→ Given instruction: Write out the listing exactly as it is given.

→ Materials provided:
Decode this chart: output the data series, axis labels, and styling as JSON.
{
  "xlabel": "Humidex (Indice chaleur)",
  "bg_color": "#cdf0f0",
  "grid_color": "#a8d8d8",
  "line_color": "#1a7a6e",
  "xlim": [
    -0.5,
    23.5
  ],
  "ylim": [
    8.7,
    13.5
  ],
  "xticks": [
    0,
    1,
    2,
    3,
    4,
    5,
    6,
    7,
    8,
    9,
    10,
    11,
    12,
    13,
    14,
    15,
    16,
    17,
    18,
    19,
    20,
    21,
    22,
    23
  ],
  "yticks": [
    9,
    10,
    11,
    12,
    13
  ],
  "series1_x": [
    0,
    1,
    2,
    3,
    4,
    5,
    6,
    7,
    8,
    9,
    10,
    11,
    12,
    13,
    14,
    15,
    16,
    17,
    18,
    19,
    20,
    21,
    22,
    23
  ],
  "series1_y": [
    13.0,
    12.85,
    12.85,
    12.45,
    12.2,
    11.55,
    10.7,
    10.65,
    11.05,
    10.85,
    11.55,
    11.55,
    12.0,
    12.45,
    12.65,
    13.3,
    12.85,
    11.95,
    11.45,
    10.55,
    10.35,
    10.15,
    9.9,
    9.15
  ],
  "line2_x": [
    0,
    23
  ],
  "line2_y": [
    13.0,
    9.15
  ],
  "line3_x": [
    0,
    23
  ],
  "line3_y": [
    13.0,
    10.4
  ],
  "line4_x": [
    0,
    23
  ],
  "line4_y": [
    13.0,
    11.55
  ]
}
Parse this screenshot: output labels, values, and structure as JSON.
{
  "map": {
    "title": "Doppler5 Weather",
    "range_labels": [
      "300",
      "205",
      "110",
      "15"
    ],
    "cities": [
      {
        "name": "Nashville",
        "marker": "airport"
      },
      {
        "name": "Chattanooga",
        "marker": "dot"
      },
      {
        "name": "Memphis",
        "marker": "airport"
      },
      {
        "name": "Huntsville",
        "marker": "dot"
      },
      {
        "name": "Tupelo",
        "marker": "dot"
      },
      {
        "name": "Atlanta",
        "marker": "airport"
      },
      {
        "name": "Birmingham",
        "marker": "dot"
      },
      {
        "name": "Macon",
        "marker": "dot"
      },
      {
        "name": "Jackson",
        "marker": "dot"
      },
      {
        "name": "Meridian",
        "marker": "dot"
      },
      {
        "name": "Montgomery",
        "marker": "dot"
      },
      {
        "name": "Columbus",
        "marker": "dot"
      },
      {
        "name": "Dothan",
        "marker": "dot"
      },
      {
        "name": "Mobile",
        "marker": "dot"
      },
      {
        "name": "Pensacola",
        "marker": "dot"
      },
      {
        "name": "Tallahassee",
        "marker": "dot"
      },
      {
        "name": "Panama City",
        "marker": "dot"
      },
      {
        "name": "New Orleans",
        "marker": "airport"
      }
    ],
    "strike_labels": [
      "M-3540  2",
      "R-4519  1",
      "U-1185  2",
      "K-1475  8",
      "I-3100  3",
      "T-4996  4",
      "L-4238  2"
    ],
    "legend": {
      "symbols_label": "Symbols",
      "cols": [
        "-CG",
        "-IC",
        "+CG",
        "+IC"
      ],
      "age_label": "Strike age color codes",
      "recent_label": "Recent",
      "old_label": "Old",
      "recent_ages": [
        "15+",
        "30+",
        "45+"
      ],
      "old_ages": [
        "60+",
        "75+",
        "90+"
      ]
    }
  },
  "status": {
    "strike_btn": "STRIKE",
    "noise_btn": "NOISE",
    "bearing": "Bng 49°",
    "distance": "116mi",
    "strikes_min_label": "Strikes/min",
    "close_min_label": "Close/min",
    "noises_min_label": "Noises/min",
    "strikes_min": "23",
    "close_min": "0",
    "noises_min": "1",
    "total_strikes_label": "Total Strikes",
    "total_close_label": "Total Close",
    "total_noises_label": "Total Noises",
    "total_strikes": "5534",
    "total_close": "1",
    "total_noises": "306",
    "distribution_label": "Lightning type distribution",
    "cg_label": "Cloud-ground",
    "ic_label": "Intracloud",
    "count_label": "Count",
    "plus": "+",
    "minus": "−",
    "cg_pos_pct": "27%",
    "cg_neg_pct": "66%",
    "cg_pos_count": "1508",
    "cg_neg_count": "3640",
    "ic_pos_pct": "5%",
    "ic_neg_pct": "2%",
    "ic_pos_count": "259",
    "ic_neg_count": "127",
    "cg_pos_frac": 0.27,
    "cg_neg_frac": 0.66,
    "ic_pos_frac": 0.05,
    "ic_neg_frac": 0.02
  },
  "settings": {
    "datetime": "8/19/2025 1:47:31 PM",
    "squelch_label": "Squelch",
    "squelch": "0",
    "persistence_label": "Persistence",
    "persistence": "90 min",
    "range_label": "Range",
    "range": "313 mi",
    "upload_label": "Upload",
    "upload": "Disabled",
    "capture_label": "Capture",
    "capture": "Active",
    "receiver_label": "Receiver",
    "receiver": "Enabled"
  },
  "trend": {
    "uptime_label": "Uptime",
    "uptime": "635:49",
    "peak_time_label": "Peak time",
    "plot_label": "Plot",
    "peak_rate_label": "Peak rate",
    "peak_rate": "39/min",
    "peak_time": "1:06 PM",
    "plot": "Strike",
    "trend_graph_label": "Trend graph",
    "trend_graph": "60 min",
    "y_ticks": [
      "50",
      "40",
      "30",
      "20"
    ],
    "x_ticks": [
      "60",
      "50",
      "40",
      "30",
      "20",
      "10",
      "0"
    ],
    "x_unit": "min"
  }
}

→ Expected output:
Decode this chart: output the data series, axis labels, and styling as JSON.
{
  "xlabel": "Humidex (Indice chaleur)",
  "bg_color": "#cdf0f0",
  "grid_color": "#a8d8d8",
  "line_color": "#1a7a6e",
  "xlim": [
    -0.5,
    23.5
  ],
  "ylim": [
    8.7,
    13.5
  ],
  "xticks": [
    0,
    1,
    2,
    3,
    4,
    5,
    6,
    7,
    8,
    9,
    10,
    11,
    12,
    13,
    14,
    15,
    16,
    17,
    18,
    19,
    20,
    21,
    22,
    23
  ],
  "yticks": [
    9,
    10,
    11,
    12,
    13
  ],
  "series1_x": [
    0,
    1,
    2,
    3,
    4,
    5,
    6,
    7,
    8,
    9,
    10,
    11,
    12,
    13,
    14,
    15,
    16,
    17,
    18,
    19,
    20,
    21,
    22,
    23
  ],
  "series1_y": [
    13.0,
    12.85,
    12.85,
    12.45,
    12.2,
    11.55,
    10.7,
    10.65,
    11.05,
    10.85,
    11.55,
    11.55,
    12.0,
    12.45,
    12.65,
    13.3,
    12.85,
    11.95,
    11.45,
    10.55,
    10.35,
    10.15,
    9.9,
    9.15
  ],
  "line2_x": [
    0,
    23
  ],
  "line2_y": [
    13.0,
    9.15
  ],
  "line3_x": [
    0,
    23
  ],
  "line3_y": [
    13.0,
    10.4
  ],
  "line4_x": [
    0,
    23
  ],
  "line4_y": [
    13.0,
    11.55
  ]
}
Parse this screenshot: output labels, values, and structure as JSON.
{
  "map": {
    "title": "Doppler5 Weather",
    "range_labels": [
      "300",
      "205",
      "110",
      "15"
    ],
    "cities": [
      {
        "name": "Nashville",
        "marker": "airport"
      },
      {
        "name": "Chattanooga",
        "marker": "dot"
      },
      {
        "name": "Memphis",
        "marker": "airport"
      },
      {
        "name": "Huntsville",
        "marker": "dot"
      },
      {
        "name": "Tupelo",
        "marker": "dot"
      },
      {
        "name": "Atlanta",
        "marker": "airport"
      },
      {
        "name": "Birmingham",
        "marker": "dot"
      },
      {
        "name": "Macon",
        "marker": "dot"
      },
      {
        "name": "Jackson",
        "marker": "dot"
      },
      {
        "name": "Meridian",
        "marker": "dot"
      },
      {
        "name": "Montgomery",
        "marker": "dot"
      },
      {
        "name": "Columbus",
        "marker": "dot"
      },
      {
        "name": "Dothan",
        "marker": "dot"
      },
      {
        "name": "Mobile",
        "marker": "dot"
      },
      {
        "name": "Pensacola",
        "marker": "dot"
      },
      {
        "name": "Tallahassee",
        "marker": "dot"
      },
      {
        "name": "Panama City",
        "marker": "dot"
      },
      {
        "name": "New Orleans",
        "marker": "airport"
      }
    ],
    "strike_labels": [
      "M-3540  2",
      "R-4519  1",
      "U-1185  2",
      "K-1475  8",
      "I-3100  3",
      "T-4996  4",
      "L-4238  2"
    ],
    "legend": {
      "symbols_label": "Symbols",
      "cols": [
        "-CG",
        "-IC",
        "+CG",
        "+IC"
      ],
      "age_label": "Strike age color codes",
      "recent_label": "Recent",
      "old_label": "Old",
      "recent_ages": [
        "15+",
        "30+",
        "45+"
      ],
      "old_ages": [
        "60+",
        "75+",
        "90+"
      ]
    }
  },
  "status": {
    "strike_btn": "STRIKE",
    "noise_btn": "NOISE",
    "bearing": "Bng 49°",
    "distance": "116mi",
    "strikes_min_label": "Strikes/min",
    "close_min_label": "Close/min",
    "noises_min_label": "Noises/min",
    "strikes_min": "23",
    "close_min": "0",
    "noises_min": "1",
    "total_strikes_label": "Total Strikes",
    "total_close_label": "Total Close",
    "total_noises_label": "Total Noises",
    "total_strikes": "5534",
    "total_close": "1",
    "total_noises": "306",
    "distribution_label": "Lightning type distribution",
    "cg_label": "Cloud-ground",
    "ic_label": "Intracloud",
    "count_label": "Count",
    "plus": "+",
    "minus": "−",
    "cg_pos_pct": "27%",
    "cg_neg_pct": "66%",
    "cg_pos_count": "1508",
    "cg_neg_count": "3640",
    "ic_pos_pct": "5%",
    "ic_neg_pct": "2%",
    "ic_pos_count": "259",
    "ic_neg_count": "127",
    "cg_pos_frac": 0.27,
    "cg_neg_frac": 0.66,
    "ic_pos_frac": 0.05,
    "ic_neg_frac": 0.02
  },
  "settings": {
    "datetime": "8/19/2025 1:47:31 PM",
    "squelch_label": "Squelch",
    "squelch": "0",
    "persistence_label": "Persistence",
    "persistence": "90 min",
    "range_label": "Range",
    "range": "313 mi",
    "upload_label": "Upload",
    "upload": "Disabled",
    "capture_label": "Capture",
    "capture": "Active",
    "receiver_label": "Receiver",
    "receiver": "Enabled"
  },
  "trend": {
    "uptime_label": "Uptime",
    "uptime": "635:49",
    "peak_time_label": "Peak time",
    "plot_label": "Plot",
    "peak_rate_label": "Peak rate",
    "peak_rate": "39/min",
    "peak_time": "1:06 PM",
    "plot": "Strike",
    "trend_graph_label": "Trend graph",
    "trend_graph": "60 min",
    "y_ticks": [
      "50",
      "40",
      "30",
      "20"
    ],
    "x_ticks": [
      "60",
      "50",
      "40",
      "30",
      "20",
      "10",
      "0"
    ],
    "x_unit": "min"
  }
}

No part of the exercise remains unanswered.